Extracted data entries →
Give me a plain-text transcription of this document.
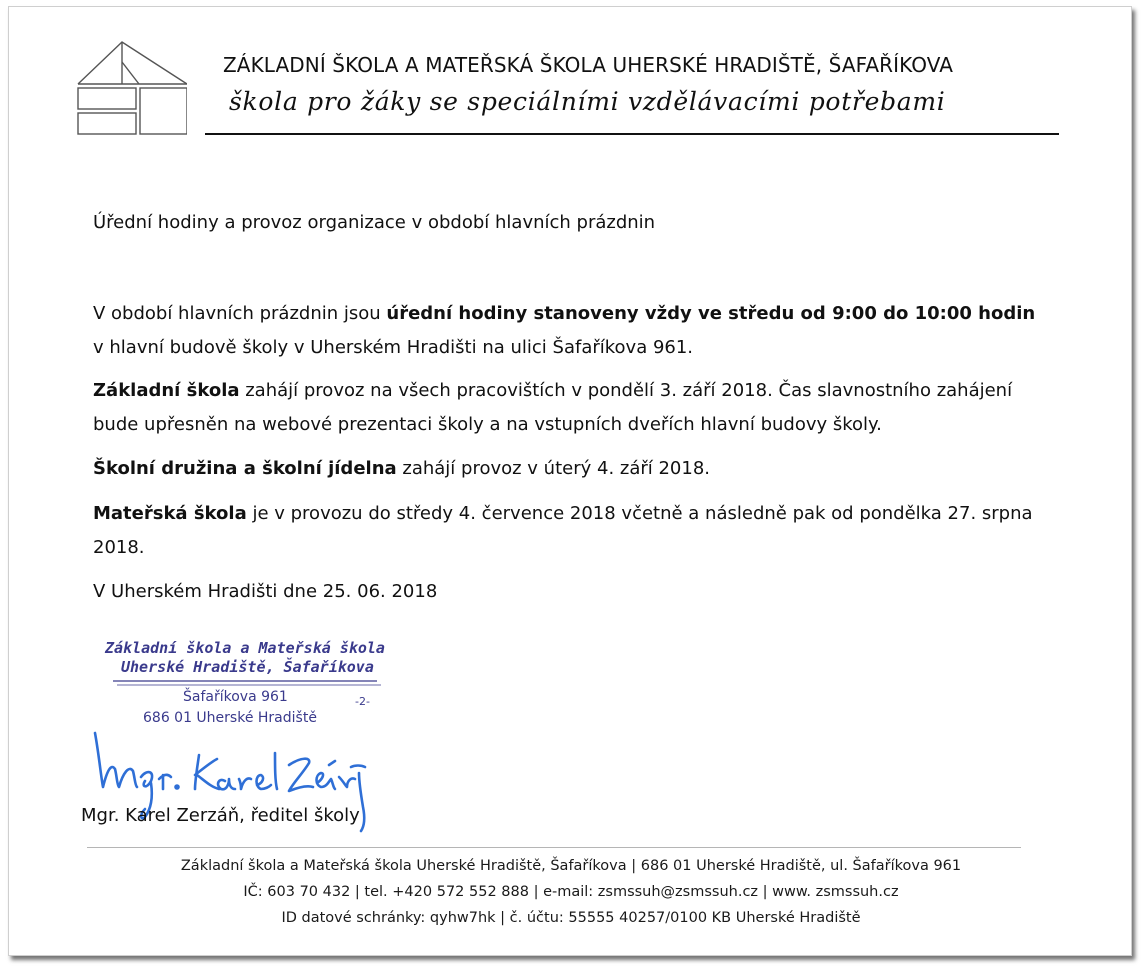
ZÁKLADNÍ ŠKOLA A MATEŘSKÁ ŠKOLA UHERSKÉ HRADIŠTĚ, ŠAFAŘÍKOVA
škola pro žáky se speciálními vzdělávacími potřebami
Úřední hodiny a provoz organizace v období hlavních prázdnin

V období hlavních prázdnin jsou úřední hodiny stanoveny vždy ve středu od 9:00 do 10:00 hodin
v hlavní budově školy v Uherském Hradišti na ulici Šafaříkova 961.

Základní škola zahájí provoz na všech pracovištích v pondělí 3. září 2018. Čas slavnostního zahájení
bude upřesněn na webové prezentaci školy a na vstupních dveřích hlavní budovy školy.

Školní družina a školní jídelna zahájí provoz v úterý 4. září 2018.

Mateřská škola je v provozu do středy 4. července 2018 včetně a následně pak od pondělka 27. srpna
2018.

V Uherském Hradišti dne 25. 06. 2018

Základní škola a Mateřská škola
Uherské Hradiště, Šafaříkova
Šafaříkova 961	-2-
686 01 Uherské Hradiště
Mgr. Karel Zerzáň, ředitel školy
Základní škola a Mateřská škola Uherské Hradiště, Šafaříkova | 686 01 Uherské Hradiště, ul. Šafaříkova 961
IČ: 603 70 432 | tel. +420 572 552 888 | e-mail: zsmssuh@zsmssuh.cz | www. zsmssuh.cz
ID datové schránky: qyhw7hk | č. účtu: 55555 40257/0100 KB Uherské Hradiště
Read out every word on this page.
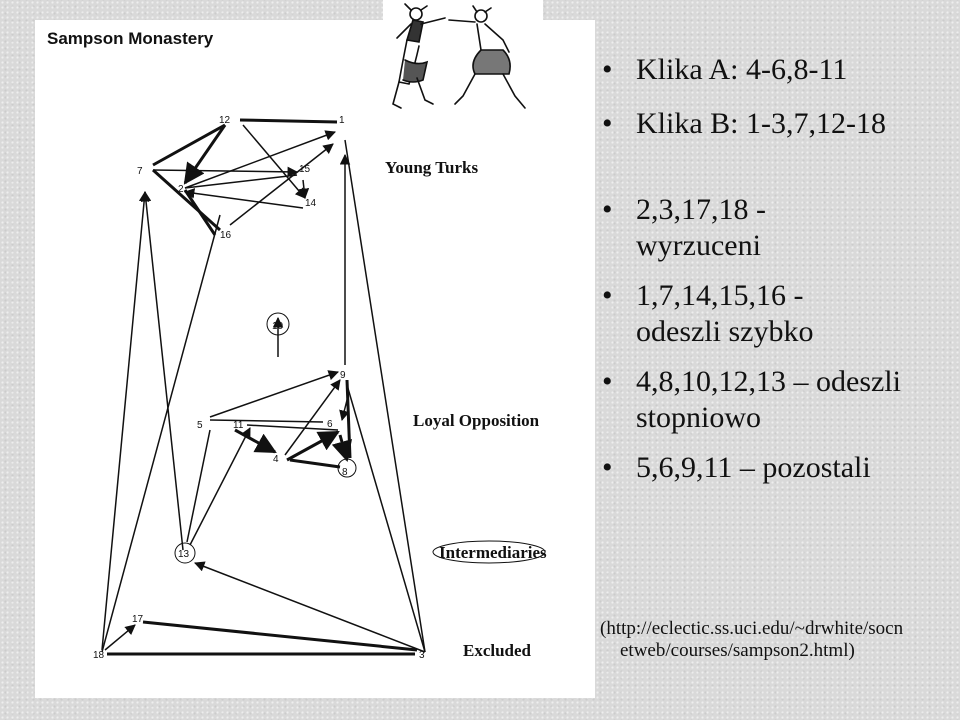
Sampson Monastery
1
2
3
4
5	6
7
8
9
10
11
12
13
14
15
16
17
18
Young Turks
Loyal Opposition
Intermediaries
Excluded
• Klika A: 4-6,8-11
• Klika B: 1-3,7,12-18
• 2,3,17,18 - wyrzuceni
• 1,7,14,15,16 - odeszli szybko
• 4,8,10,12,13 – odeszli stopniowo
• 5,6,9,11 – pozostali
(http://eclectic.ss.uci.edu/~drwhite/socn
etweb/courses/sampson2.html)
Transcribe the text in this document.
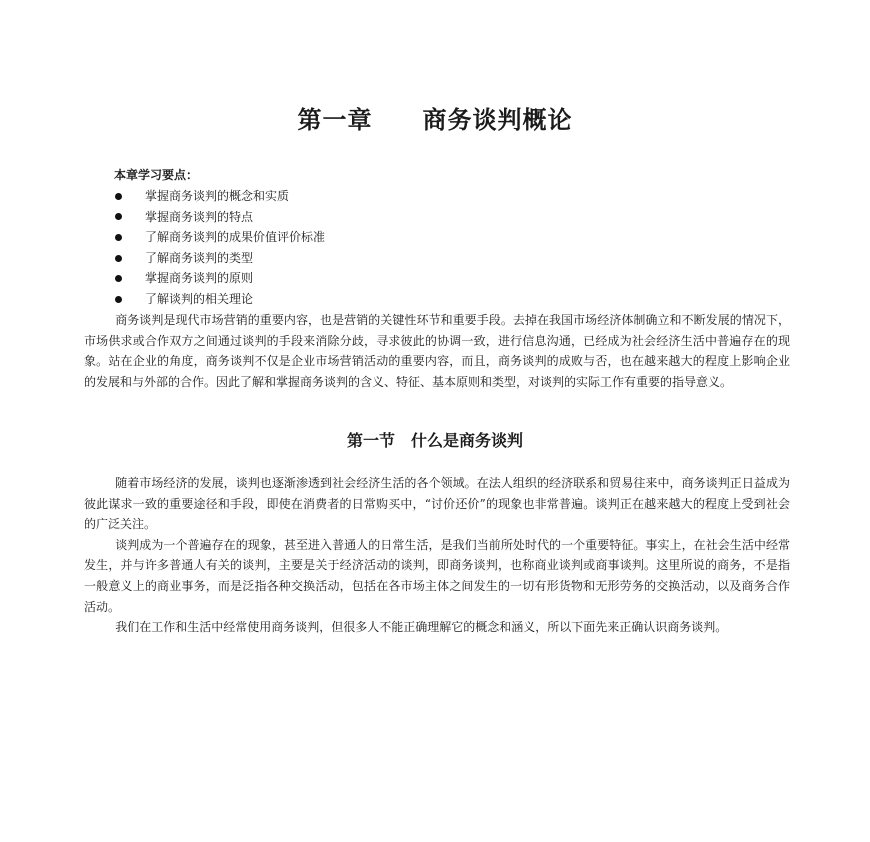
第一章　　商务谈判概论
本章学习要点：
掌握商务谈判的概念和实质
掌握商务谈判的特点
了解商务谈判的成果价值评价标准
了解商务谈判的类型
掌握商务谈判的原则
了解谈判的相关理论

商务谈判是现代市场营销的重要内容，也是营销的关键性环节和重要手段。去掉在我国市场经济体制确立和不断发展的情况下，市场供求或合作双方之间通过谈判的手段来消除分歧，寻求彼此的协调一致，进行信息沟通，已经成为社会经济生活中普遍存在的现象。站在企业的角度，商务谈判不仅是企业市场营销活动的重要内容，而且，商务谈判的成败与否，也在越来越大的程度上影响企业的发展和与外部的合作。因此了解和掌握商务谈判的含义、特征、基本原则和类型，对谈判的实际工作有重要的指导意义。

第一节　什么是商务谈判

随着市场经济的发展，谈判也逐渐渗透到社会经济生活的各个领域。在法人组织的经济联系和贸易往来中，商务谈判正日益成为彼此谋求一致的重要途径和手段，即使在消费者的日常购买中，“讨价还价”的现象也非常普遍。谈判正在越来越大的程度上受到社会的广泛关注。

谈判成为一个普遍存在的现象，甚至进入普通人的日常生活，是我们当前所处时代的一个重要特征。事实上，在社会生活中经常发生，并与许多普通人有关的谈判，主要是关于经济活动的谈判，即商务谈判，也称商业谈判或商事谈判。这里所说的商务，不是指一般意义上的商业事务，而是泛指各种交换活动，包括在各市场主体之间发生的一切有形货物和无形劳务的交换活动，以及商务合作活动。

我们在工作和生活中经常使用商务谈判，但很多人不能正确理解它的概念和涵义，所以下面先来正确认识商务谈判。
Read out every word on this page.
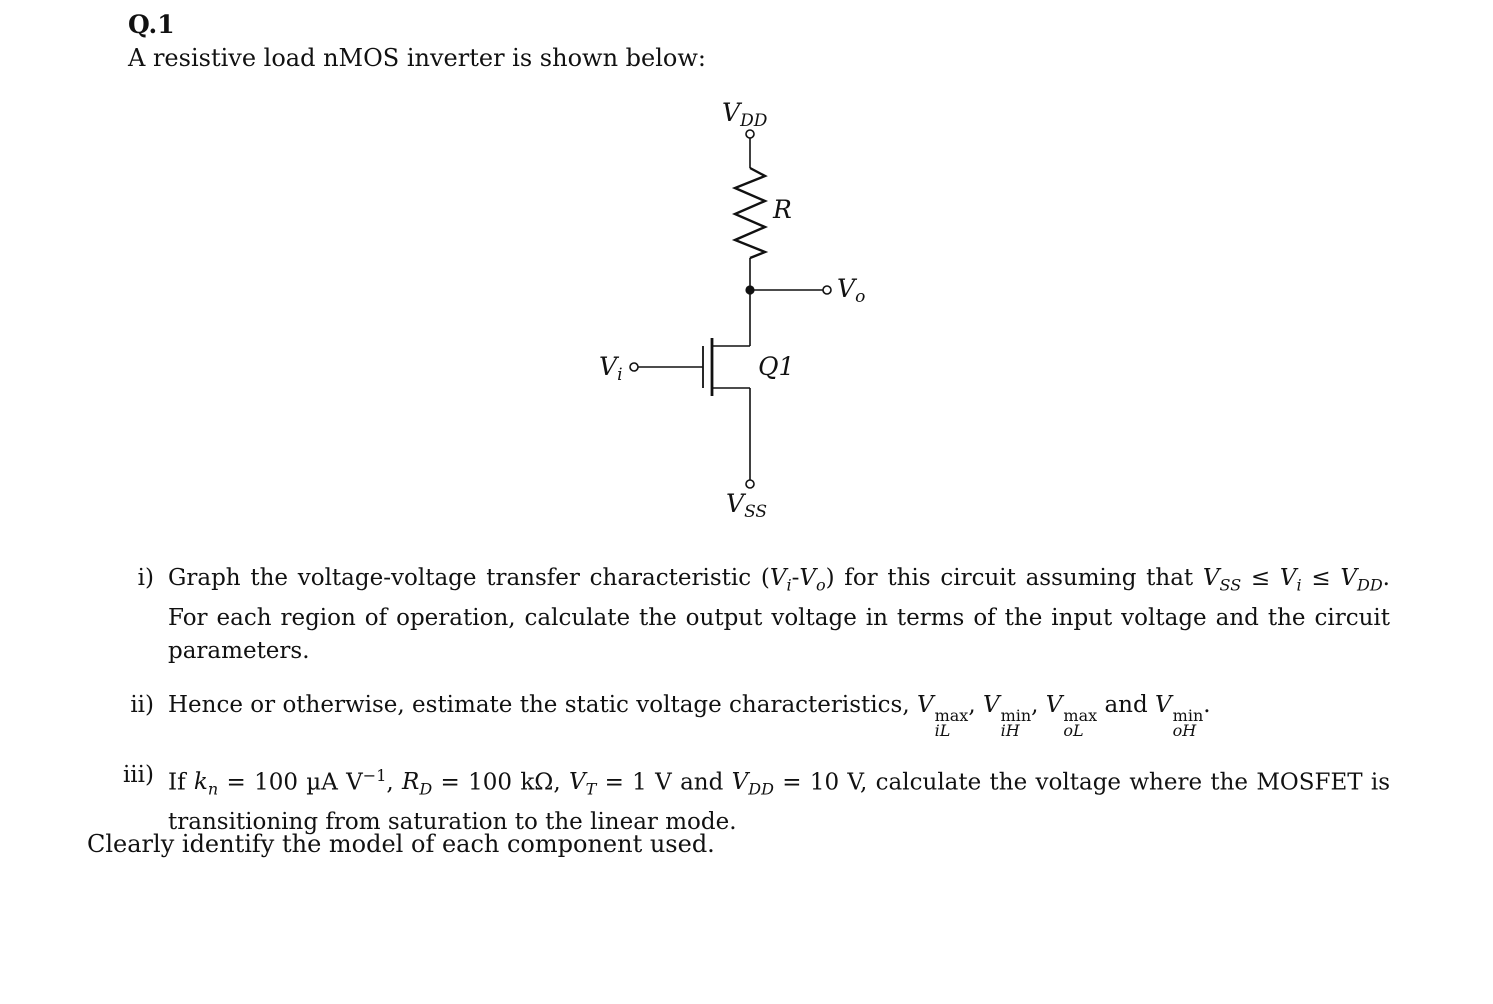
Q.1
A resistive load nMOS inverter is shown below:
$V_{DD}$
R
$V_o$
$V_i$	Q1
$V_{SS}$
i) Graph the voltage-voltage transfer characteristic $(V_i-V_o)$ for this circuit assuming that $V_{SS} \le V_i \le V_{DD}$. For each region of operation, calculate the output voltage in terms of the input voltage and the circuit parameters.
ii) Hence or otherwise, estimate the static voltage characteristics, V max
iL
, V min
iH
, V max
oL
and V min
oH
.
iii) If $k_n = 100$ µA $V^{-1}$, $R_D = 100$ kΩ, $V_T = 1$ V and $V_{DD} = 10$ V, calculate the voltage where the MOSFET is transitioning from saturation to the linear mode.
Clearly identify the model of each component used.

Task goal → Gather up the lines that contain the word "odeszli".

Reply to the task →
• 1,7,14,15,16 - odeszli szybko
• 4,8,10,12,13 – odeszli stopniowo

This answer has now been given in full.